--- Rows ---

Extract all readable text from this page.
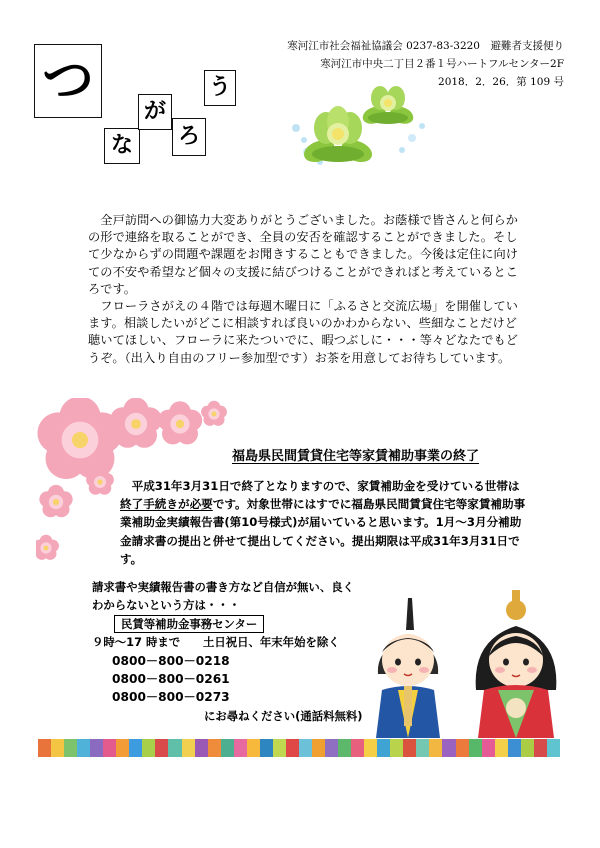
つ
な
が
ろ
う
寒河江市社会福祉協議会 0237-83-3220　避難者支援便り
寒河江市中央二丁目２番１号ハートフルセンター2F
2018．2．26．第 109 号

　全戸訪問への御協力大変ありがとうございました。お蔭様で皆さんと何らかの形で連絡を取ることができ、全員の安否を確認することができました。そして少なからずの問題や課題をお聞きすることもできました。今後は定住に向けての不安や希望など個々の支援に結びつけることができればと考えているところです。

　フローラさがえの４階では毎週木曜日に「ふるさと交流広場」を開催しています。相談したいがどこに相談すれば良いのかわからない、些細なことだけど聴いてほしい、フローラに来たついでに、暇つぶしに・・・等々どなたでもどうぞ。（出入り自由のフリー参加型です）お茶を用意してお待ちしています。

福島県民間賃貸住宅等家賃補助事業の終了

　平成31年3月31日で終了となりますので、家賃補助金を受けている世帯は終了手続きが必要です。対象世帯にはすでに福島県民間賃貸住宅等家賃補助事業補助金実績報告書(第10号様式)が届いていると思います。1月～3月分補助金請求書の提出と併せて提出してください。提出期限は平成31年3月31日です。

請求書や実績報告書の書き方など自信が無い、良く
わからないという方は・・・
民賃等補助金事務センター
９時～17 時まで　　土日祝日、年末年始を除く
0800－800－0218
0800－800－0261
0800－800－0273
にお尋ねください(通話料無料)
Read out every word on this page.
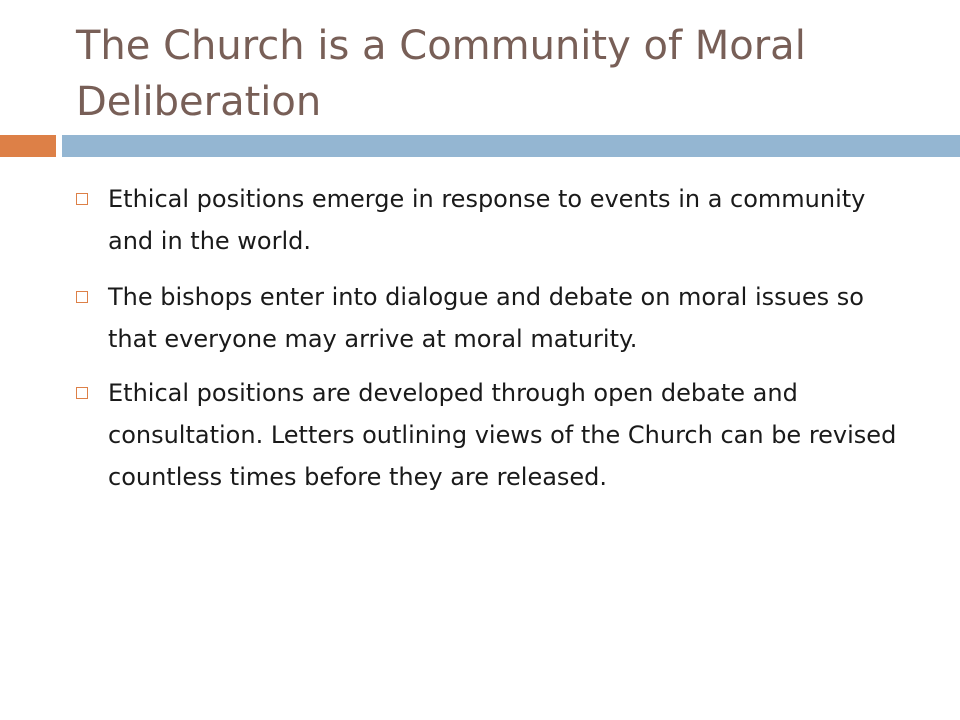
The Church is a Community of Moral Deliberation
Ethical positions emerge in response to events in a community and in the world.
The bishops enter into dialogue and debate on moral issues so that everyone may arrive at moral maturity.
Ethical positions are developed through open debate and consultation. Letters outlining views of the Church can be revised countless times before they are released.
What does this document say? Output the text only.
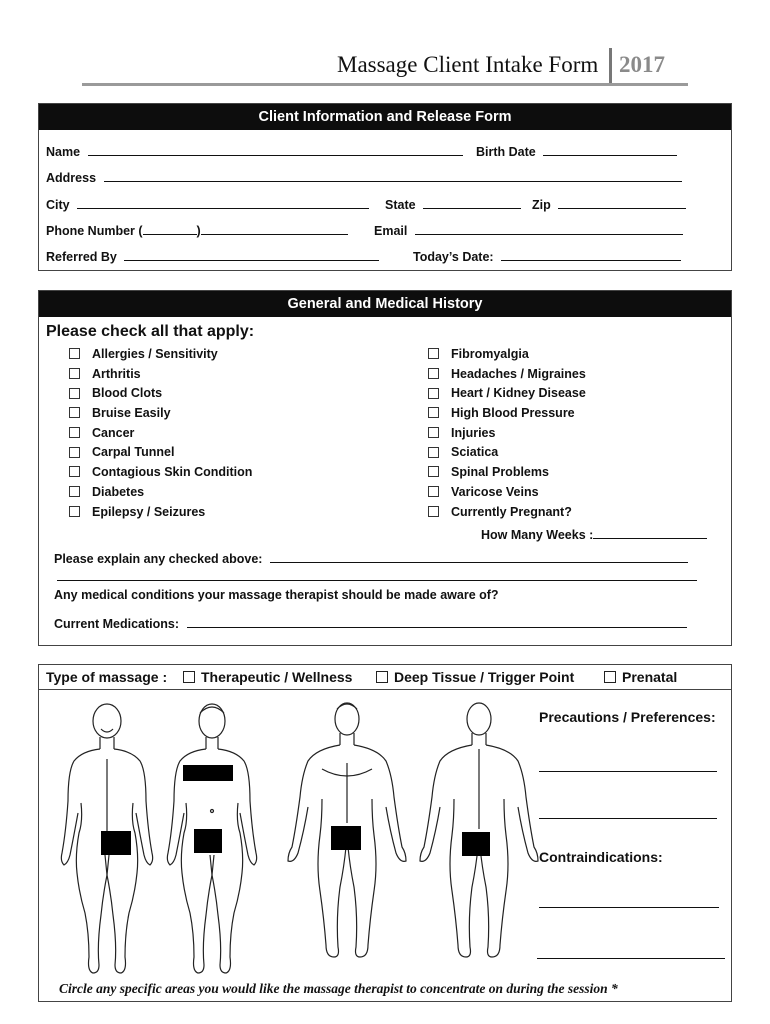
Massage Client Intake Form 2017
Client Information and Release Form
Name	Birth Date
Address
City	State	Zip
Phone Number (	)	Email
Referred By	Today’s Date:
General and Medical History
Please check all that apply:
Allergies / Sensitivity
Arthritis
Blood Clots
Bruise Easily
Cancer
Carpal Tunnel
Contagious Skin Condition
Diabetes
Epilepsy / Seizures
Fibromyalgia
Headaches / Migraines
Heart / Kidney Disease
High Blood Pressure
Injuries
Sciatica
Spinal Problems
Varicose Veins
Currently Pregnant?
How Many Weeks :
Please explain any checked above:
Any medical conditions your massage therapist should be made aware of?
Current Medications:
Type of massage :	Therapeutic / Wellness	Deep Tissue / Trigger Point	Prenatal
Precautions / Preferences:
Contraindications:
Circle any specific areas you would like the massage therapist to concentrate on during the session *
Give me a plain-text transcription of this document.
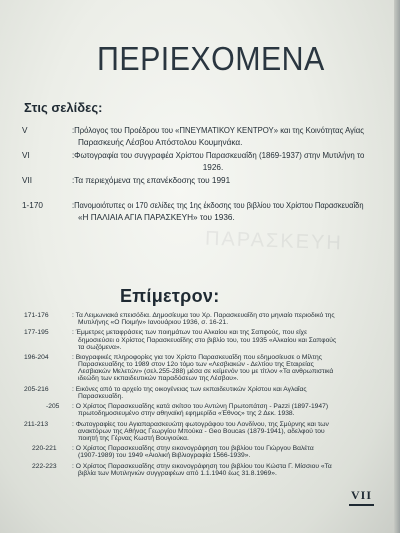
ΠΕΡΙΕΧΟΜΕΝΑ
Στις σελίδες:
V	:Πρόλογος του Προέδρου του «ΠΝΕΥΜΑΤΙΚΟΥ ΚΕΝΤΡΟΥ» και της Κοινότητας Αγίας
Παρασκευής Λέσβου Απόστολου Κουμηνάκα.
VI	:Φωτογραφία του συγγραφέα Χρίστου Παρασκευαΐδη (1869-1937) στην Μυτιλήνη το
1926.
VII	:Τα περιεχόμενα της επανέκδοσης του 1991
1-170	:Πανομοιότυπες οι 170 σελίδες της 1ης έκδοσης του βιβλίου του Χρίστου Παρασκευαΐδη
«Η ΠΑΛΙΑΙΑ ΑΓΙΑ ΠΑΡΑΣΚΕΥΗ» του 1936.
ΠΑΡΑΣΚΕΥΗ
Επίμετρον:
171-176	: Τα Λειμωνιακά επεισόδια. Δημοσίευμα του Χρ. Παρασκευαΐδη στο μηνιαίο περιοδικό της
Μυτιλήνης «Ο Ποιμήν» Ιανουάριου 1936, σ. 16-21.
177-195	: Έμμετρες μεταφράσεις των ποιημάτων του Αλκαίου και της Σαπφούς, που είχε
δημοσιεύσει ο Χρίστος Παρασκευαΐδης στο βιβλίο του, του 1935 «Αλκαίου και Σαπφούς
τα σωζόμενα».
196-204	: Βιογραφικές πληροφορίες για τον Χρίστο Παρασκευαΐδη που εδημοσίευσε ο Μίλτης
Παρασκευαΐδης το 1989 στον 12ο τόμο των «Λεσβιακών - Δελτίου της Εταιρείας
Λεσβιακών Μελετών» (σελ.255-288) μέσα σε κείμενόν του με τίτλον «Τα ανθρωπιστικά
ιδεώδη των εκπαιδευτικών παραδόσεων της Λέσβου».
205-216	: Εικόνες από το αρχείο της οικογένειας των εκπαιδευτικών Χρίστου και Αγλαΐας
Παρασκευαΐδη.
-205 : Ο Χρίστος Παρασκευαΐδης κατά σκίτσο του Αντώνη Πρωτοπάτση - Pazzi (1897-1947)
πρωτοδημοσιευμένο στην αθηναϊκή εφημερίδα «Έθνος» της 2 Δεκ. 1938.
211-213	: Φωτογραφίες του Αγιαπαρασκευώτη φωτογράφου του Λονδίνου, της Σμύρνης και των
ανακτόρων της Αθήνας Γεωργίου Μπούκα - Geo Boucas (1879-1941), αδελφού του
ποιητή της Γέρνας Κωστή Βουγιούκα.
220-221 : Ο Χρίστος Παρασκευαΐδης στην εικονογράφηση του βιβλίου του Γιώργου Βαλέτα
(1907-1989) του 1949 «Αιολική Βιβλιογραφία 1566-1939».
222-223 : Ο Χρίστος Παρασκευαΐδης στην εικονογράφηση του βιβλίου του Κώστα Γ. Μίσσιου «Τα
βιβλία των Μυτιληνιών συγγραφέων από 1.1.1940 έως 31.8.1969».
VII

---

## Exercise aim
From the entries above, pull out each line that includes "στην".

## Solution to this exercise
VI	:Φωτογραφία του συγγραφέα Χρίστου Παρασκευαΐδη (1869-1937) στην Μυτιλήνη το
πρωτοδημοσιευμένο στην αθηναϊκή εφημερίδα «Έθνος» της 2 Δεκ. 1938.
220-221 : Ο Χρίστος Παρασκευαΐδης στην εικονογράφηση του βιβλίου του Γιώργου Βαλέτα
222-223 : Ο Χρίστος Παρασκευαΐδης στην εικονογράφηση του βιβλίου του Κώστα Γ. Μίσσιου «Τα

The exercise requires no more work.